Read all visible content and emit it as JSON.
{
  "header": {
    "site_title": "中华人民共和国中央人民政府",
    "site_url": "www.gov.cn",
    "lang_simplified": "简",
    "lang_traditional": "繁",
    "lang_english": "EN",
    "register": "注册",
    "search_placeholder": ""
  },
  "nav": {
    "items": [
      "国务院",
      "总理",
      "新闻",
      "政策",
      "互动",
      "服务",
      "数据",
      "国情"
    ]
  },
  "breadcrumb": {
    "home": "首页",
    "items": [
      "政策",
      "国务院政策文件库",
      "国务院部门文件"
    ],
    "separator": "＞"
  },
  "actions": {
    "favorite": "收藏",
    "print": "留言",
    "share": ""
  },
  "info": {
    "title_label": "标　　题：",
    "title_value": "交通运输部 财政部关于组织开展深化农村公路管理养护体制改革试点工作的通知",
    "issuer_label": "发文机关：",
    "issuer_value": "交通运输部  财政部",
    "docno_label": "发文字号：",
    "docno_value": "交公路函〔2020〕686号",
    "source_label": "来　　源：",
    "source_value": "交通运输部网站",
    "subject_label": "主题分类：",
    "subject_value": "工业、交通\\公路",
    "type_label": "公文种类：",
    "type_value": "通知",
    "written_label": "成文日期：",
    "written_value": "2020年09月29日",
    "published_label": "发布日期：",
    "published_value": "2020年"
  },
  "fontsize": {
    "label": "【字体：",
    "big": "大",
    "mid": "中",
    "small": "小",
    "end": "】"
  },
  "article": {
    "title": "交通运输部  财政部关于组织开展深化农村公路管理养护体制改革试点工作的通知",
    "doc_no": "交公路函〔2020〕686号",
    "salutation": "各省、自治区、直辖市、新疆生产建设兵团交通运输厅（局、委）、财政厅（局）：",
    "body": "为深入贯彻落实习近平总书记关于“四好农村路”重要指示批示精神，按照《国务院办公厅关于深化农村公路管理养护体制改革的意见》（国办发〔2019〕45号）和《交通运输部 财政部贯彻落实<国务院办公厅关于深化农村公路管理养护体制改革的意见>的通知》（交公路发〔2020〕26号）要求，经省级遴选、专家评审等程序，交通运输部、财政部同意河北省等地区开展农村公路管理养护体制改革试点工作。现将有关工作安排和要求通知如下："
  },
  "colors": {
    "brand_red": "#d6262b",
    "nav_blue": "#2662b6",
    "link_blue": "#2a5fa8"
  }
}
· · ·
Above are some records. Count the lines among them with the word "财政部关于组织开展深化农村公路管理养护体制改革试点工作的通知", and answer with the number only.

2